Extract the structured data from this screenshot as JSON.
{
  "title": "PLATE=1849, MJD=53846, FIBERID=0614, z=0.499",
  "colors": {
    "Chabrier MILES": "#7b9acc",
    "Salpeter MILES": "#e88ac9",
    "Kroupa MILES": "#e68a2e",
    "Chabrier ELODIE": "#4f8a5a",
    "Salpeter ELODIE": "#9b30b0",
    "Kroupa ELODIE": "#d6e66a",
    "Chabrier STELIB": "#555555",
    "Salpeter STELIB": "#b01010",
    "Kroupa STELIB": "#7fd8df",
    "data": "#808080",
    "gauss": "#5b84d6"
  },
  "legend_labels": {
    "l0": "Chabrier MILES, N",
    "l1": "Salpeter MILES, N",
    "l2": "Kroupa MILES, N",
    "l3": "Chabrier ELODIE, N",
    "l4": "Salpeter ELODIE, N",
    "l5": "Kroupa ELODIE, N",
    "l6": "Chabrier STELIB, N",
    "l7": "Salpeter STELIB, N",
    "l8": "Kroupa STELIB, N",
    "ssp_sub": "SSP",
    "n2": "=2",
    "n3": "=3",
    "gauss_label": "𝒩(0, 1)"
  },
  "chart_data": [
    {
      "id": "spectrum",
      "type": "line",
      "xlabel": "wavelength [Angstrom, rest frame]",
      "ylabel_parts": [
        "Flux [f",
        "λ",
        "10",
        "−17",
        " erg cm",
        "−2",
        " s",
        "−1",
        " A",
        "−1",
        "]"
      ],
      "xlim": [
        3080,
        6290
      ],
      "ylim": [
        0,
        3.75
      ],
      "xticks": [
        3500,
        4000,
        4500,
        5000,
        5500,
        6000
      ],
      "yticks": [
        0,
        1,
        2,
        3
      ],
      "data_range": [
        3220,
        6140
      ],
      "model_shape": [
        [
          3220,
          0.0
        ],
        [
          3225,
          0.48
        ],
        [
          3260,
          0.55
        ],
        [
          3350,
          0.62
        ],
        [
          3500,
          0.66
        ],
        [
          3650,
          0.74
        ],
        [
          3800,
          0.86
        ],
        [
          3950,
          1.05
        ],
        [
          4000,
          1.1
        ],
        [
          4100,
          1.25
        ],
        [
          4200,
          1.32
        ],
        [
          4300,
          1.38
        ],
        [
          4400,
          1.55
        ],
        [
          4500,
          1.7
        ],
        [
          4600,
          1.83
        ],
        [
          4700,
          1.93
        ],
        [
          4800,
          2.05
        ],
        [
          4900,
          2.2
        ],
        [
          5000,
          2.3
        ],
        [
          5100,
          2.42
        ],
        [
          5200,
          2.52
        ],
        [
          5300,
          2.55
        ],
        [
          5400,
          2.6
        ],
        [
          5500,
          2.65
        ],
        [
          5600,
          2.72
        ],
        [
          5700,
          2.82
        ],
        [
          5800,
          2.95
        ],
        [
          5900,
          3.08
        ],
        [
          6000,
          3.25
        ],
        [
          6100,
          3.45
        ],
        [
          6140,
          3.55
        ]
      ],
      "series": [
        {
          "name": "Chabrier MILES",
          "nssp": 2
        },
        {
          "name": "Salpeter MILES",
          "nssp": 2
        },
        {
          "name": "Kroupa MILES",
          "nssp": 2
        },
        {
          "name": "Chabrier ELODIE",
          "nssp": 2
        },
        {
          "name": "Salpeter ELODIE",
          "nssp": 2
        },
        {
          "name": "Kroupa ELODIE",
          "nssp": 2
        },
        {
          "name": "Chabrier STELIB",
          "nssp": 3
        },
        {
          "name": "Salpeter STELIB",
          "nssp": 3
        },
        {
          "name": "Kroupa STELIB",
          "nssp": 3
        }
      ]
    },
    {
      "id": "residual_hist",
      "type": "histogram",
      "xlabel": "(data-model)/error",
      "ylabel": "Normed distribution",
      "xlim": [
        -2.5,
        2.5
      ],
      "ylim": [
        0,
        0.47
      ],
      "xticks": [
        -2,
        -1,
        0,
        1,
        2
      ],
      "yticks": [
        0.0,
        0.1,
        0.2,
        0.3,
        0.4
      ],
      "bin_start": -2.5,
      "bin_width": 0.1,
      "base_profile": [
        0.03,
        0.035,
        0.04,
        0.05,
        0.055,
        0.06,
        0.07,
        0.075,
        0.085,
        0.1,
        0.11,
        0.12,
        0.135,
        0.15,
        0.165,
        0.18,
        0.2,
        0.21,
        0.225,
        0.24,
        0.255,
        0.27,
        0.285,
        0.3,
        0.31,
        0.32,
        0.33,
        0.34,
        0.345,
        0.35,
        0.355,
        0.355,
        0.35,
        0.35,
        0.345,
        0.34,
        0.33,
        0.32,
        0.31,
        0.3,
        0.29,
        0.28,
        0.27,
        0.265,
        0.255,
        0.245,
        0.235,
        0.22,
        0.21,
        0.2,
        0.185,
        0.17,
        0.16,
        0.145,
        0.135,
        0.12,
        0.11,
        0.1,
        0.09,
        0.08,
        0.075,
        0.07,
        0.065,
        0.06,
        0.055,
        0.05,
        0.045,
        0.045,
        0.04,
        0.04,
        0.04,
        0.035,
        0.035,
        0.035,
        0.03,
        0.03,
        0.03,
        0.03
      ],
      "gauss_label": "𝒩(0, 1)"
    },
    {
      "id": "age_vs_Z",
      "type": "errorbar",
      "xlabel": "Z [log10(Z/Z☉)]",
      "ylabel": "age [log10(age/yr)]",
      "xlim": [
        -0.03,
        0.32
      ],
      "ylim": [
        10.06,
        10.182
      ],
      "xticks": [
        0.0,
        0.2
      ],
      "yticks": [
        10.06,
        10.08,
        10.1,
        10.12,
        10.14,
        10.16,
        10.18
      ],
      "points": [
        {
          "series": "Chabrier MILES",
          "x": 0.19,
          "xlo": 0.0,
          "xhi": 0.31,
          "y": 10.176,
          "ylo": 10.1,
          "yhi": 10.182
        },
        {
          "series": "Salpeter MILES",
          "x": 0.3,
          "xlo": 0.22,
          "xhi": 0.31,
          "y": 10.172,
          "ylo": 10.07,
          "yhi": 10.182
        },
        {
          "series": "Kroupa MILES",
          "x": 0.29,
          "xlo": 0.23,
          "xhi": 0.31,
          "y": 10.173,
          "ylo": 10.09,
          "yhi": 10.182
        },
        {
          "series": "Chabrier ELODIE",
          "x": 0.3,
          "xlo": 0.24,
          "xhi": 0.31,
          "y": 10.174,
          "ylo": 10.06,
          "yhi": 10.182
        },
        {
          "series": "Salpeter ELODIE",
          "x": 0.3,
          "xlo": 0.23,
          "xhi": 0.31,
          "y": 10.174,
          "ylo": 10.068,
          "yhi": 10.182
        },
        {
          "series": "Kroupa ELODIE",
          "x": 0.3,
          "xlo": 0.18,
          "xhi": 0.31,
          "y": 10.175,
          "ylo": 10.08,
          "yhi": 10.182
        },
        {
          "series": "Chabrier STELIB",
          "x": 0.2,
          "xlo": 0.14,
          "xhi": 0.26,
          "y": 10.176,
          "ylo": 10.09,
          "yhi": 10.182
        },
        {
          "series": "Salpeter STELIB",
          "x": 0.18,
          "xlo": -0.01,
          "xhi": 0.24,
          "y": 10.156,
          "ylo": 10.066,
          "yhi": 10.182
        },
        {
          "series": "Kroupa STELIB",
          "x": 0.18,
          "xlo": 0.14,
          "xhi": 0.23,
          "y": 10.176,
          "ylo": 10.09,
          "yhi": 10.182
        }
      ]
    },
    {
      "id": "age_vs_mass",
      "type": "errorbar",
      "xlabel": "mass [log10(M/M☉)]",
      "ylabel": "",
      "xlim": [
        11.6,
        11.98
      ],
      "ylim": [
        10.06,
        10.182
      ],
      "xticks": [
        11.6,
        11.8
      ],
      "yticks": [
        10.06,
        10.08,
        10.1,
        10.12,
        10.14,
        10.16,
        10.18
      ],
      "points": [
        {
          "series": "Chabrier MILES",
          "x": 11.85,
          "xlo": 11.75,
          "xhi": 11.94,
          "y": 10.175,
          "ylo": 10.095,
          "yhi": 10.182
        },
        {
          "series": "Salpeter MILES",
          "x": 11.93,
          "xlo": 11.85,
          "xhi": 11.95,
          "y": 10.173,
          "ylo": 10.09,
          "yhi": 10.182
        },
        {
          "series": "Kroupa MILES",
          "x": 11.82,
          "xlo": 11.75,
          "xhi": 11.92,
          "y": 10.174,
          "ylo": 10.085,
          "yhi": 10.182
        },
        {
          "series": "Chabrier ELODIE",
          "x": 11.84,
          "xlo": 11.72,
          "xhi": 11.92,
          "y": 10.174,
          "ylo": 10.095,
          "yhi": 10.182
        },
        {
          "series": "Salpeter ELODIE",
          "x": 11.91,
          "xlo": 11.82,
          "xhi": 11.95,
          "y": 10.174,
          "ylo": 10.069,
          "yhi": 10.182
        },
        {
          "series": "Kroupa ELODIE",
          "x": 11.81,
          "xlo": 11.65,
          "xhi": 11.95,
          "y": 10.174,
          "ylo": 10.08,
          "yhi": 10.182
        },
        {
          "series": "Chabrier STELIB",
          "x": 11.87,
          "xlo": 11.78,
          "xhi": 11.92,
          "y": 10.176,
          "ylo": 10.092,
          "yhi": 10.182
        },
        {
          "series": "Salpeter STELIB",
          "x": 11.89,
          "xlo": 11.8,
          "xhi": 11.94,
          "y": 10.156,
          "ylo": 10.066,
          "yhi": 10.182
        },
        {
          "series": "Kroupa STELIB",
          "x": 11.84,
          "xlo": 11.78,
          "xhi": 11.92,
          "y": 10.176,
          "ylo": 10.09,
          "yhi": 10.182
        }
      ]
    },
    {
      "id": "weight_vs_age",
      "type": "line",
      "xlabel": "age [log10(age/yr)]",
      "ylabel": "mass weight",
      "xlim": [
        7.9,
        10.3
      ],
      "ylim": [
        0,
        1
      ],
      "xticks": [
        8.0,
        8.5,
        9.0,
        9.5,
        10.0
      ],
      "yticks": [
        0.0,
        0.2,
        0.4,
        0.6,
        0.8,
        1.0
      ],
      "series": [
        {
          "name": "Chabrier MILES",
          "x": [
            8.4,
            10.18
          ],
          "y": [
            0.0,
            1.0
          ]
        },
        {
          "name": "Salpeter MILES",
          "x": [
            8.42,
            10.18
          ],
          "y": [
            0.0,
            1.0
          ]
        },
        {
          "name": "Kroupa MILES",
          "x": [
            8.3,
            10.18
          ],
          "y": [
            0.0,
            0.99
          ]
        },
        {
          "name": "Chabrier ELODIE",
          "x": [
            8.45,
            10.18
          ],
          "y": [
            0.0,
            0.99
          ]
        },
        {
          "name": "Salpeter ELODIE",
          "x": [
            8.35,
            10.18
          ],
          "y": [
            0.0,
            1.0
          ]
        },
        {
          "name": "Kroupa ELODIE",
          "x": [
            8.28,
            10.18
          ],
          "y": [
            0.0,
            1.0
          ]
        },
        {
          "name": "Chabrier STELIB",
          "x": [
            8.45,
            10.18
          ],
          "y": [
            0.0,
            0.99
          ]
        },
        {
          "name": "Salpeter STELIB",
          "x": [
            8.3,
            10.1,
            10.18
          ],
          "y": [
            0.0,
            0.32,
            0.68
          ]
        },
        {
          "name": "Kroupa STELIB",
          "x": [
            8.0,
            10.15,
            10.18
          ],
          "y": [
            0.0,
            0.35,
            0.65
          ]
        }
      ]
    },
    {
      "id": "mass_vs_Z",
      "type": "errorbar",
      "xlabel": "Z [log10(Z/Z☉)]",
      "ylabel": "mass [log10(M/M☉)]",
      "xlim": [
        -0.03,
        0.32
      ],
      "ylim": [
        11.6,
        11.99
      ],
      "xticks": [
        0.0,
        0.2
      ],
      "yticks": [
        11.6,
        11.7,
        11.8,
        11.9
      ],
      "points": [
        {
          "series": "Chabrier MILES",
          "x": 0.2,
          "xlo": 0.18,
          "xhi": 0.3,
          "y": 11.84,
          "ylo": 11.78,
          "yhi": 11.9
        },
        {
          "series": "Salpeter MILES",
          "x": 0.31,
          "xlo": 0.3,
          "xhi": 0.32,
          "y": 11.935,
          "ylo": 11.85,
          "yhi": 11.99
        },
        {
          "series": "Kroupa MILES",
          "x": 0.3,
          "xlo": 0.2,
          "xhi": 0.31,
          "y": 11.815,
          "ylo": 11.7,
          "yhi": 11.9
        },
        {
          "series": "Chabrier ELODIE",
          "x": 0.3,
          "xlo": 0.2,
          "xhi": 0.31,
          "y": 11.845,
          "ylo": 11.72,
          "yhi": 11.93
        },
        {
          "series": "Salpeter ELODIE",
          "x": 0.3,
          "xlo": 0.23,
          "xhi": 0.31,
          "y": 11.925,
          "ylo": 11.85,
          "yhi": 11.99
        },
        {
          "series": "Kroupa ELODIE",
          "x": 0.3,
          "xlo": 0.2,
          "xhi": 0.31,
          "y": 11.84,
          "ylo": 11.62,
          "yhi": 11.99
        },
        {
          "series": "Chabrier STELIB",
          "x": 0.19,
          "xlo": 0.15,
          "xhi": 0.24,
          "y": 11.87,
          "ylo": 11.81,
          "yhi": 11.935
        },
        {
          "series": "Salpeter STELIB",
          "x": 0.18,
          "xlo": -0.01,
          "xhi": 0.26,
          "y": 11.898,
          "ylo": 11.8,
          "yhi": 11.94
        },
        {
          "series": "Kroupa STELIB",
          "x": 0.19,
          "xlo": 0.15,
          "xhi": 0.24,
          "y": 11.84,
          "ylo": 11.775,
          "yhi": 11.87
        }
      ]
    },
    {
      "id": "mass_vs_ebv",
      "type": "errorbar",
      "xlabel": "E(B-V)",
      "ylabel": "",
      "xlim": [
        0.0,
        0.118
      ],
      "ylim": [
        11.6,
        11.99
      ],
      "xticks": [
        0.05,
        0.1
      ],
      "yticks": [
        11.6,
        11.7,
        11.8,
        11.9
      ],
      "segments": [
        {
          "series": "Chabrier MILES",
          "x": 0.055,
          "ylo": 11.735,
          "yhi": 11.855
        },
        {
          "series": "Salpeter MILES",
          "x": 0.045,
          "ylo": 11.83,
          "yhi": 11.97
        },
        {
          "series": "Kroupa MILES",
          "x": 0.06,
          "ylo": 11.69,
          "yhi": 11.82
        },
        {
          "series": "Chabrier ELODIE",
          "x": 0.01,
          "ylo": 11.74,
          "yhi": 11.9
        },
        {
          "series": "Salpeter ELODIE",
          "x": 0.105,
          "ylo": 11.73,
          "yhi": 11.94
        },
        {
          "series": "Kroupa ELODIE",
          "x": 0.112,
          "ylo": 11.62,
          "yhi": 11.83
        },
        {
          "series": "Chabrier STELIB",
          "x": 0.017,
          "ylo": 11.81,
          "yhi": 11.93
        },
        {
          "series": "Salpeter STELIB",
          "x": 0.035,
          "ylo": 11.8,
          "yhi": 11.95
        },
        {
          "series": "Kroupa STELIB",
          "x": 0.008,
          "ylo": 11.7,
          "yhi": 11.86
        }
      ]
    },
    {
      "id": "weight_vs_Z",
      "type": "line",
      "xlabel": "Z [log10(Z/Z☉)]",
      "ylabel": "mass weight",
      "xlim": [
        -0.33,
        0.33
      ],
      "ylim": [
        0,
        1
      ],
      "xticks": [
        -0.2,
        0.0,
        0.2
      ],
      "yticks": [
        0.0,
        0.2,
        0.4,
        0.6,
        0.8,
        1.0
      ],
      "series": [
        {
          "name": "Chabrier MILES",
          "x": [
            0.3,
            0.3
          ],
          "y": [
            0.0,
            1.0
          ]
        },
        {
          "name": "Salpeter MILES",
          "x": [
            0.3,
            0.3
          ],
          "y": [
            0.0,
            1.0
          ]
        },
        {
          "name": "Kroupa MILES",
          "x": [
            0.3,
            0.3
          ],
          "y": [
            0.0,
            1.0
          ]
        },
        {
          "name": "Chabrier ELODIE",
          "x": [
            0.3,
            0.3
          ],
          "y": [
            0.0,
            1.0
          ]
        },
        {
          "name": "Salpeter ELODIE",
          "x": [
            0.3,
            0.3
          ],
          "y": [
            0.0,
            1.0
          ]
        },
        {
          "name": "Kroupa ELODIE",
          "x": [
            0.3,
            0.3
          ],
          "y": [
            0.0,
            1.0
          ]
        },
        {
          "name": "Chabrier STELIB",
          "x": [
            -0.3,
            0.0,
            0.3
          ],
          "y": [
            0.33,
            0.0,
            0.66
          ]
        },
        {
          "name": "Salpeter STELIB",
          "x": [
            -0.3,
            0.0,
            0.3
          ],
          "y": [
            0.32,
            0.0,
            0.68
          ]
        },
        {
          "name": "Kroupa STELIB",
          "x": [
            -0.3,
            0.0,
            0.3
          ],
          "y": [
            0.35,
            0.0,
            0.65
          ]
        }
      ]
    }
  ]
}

○ ○ ○ ○ ○ ○ ○

Every line of the listing that holds "xlabel" should be found and copied.

      "xlabel": "wavelength [Angstrom, rest frame]",
      "xlabel": "(data-model)/error",
      "xlabel": "Z [log10(Z/Z☉)]",
      "xlabel": "mass [log10(M/M☉)]",
      "xlabel": "age [log10(age/yr)]",
      "xlabel": "Z [log10(Z/Z☉)]",
      "xlabel": "E(B-V)",
      "xlabel": "Z [log10(Z/Z☉)]",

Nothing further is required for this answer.